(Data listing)

◆ ◆ ◆ ◆

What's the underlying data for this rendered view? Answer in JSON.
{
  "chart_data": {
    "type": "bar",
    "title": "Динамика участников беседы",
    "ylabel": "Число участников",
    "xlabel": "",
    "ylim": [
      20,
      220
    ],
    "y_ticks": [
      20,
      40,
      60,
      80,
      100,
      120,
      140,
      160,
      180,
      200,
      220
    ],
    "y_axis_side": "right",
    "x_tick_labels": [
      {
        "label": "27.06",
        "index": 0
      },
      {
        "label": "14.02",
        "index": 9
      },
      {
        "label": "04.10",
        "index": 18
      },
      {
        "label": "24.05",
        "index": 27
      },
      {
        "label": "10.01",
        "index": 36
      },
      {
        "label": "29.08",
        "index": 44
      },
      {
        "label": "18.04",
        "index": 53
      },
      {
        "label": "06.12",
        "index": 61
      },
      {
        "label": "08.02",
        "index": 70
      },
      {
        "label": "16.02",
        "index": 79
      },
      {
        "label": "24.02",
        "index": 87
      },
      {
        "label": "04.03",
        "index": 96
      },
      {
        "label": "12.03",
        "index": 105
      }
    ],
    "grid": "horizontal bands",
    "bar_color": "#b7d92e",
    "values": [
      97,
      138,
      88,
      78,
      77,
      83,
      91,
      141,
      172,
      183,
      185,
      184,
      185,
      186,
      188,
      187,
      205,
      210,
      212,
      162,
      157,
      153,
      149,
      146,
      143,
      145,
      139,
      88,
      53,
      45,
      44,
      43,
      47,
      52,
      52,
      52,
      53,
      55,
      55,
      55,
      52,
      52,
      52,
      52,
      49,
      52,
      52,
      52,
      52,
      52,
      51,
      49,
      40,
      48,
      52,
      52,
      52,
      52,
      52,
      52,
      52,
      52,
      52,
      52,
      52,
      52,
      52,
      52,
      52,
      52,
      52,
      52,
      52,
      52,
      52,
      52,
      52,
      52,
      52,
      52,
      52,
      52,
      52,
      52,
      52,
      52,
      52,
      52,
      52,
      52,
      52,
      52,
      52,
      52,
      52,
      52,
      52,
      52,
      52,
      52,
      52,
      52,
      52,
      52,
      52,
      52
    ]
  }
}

◆ ◆ ◆ ◆

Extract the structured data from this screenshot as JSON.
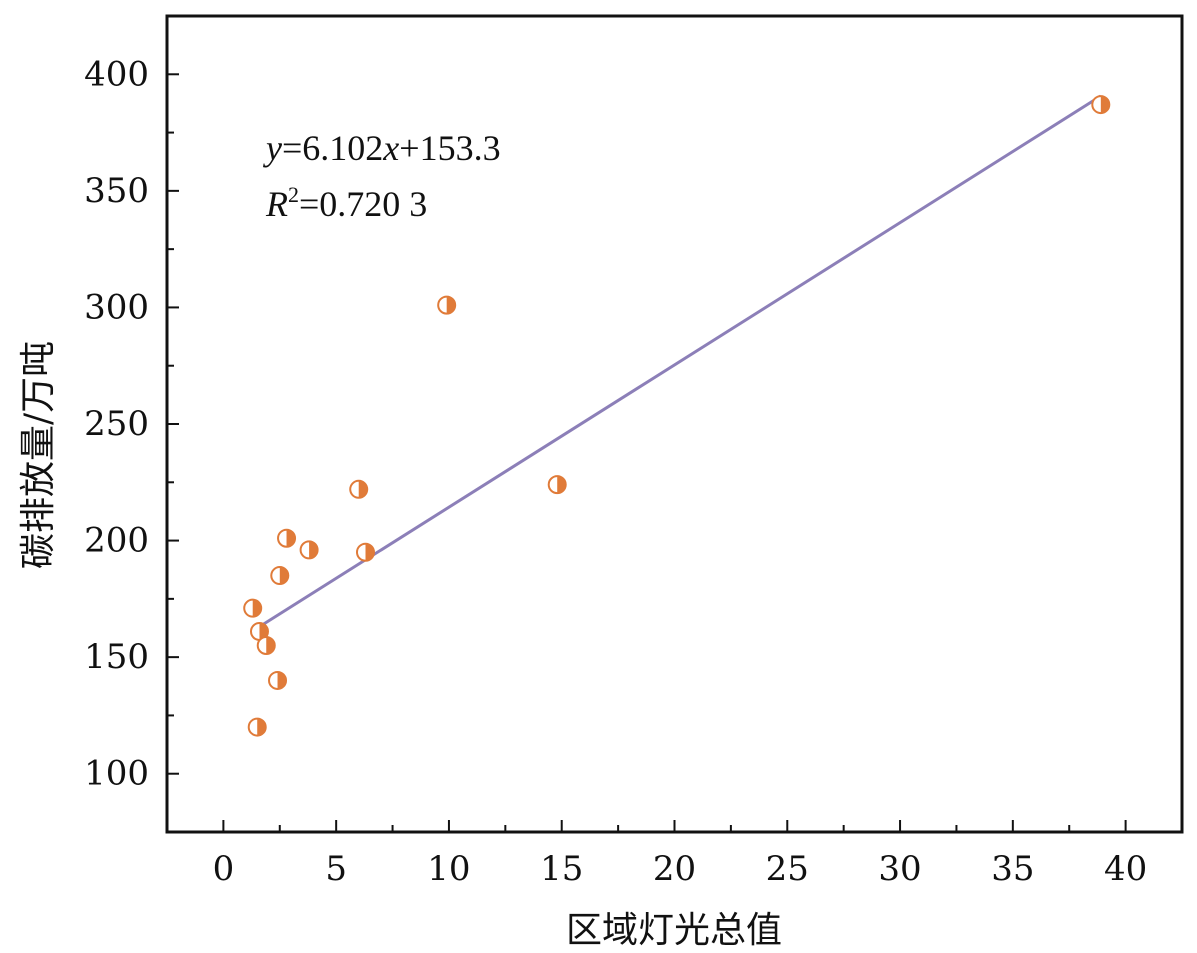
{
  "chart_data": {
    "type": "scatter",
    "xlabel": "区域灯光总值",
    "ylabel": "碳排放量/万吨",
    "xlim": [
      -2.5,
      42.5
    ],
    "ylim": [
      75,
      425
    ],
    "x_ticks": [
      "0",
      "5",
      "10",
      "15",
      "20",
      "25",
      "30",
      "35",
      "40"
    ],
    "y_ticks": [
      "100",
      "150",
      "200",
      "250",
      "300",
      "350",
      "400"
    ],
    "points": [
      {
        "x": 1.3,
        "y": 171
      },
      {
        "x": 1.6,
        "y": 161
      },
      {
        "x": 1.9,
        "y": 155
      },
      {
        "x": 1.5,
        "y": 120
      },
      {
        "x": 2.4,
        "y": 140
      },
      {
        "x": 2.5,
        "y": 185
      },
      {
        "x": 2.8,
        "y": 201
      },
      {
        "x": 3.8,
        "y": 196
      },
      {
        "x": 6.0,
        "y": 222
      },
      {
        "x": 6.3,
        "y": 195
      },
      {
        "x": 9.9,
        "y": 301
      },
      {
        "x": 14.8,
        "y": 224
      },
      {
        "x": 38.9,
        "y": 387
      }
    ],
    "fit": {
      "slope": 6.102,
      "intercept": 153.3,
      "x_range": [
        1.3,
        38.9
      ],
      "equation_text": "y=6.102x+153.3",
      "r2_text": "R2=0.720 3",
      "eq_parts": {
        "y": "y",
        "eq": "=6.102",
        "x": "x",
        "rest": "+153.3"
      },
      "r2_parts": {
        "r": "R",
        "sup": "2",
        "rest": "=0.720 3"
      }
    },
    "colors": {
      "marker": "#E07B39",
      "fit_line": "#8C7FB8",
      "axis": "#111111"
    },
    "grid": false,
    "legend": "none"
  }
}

◆ ◆ ◆ ◆

_Exercise aim_.
Copy each line above where the string "ylabel" occurs.

_Task response_.
    "ylabel": "Число участников",
    "ylabel": "碳排放量/万吨",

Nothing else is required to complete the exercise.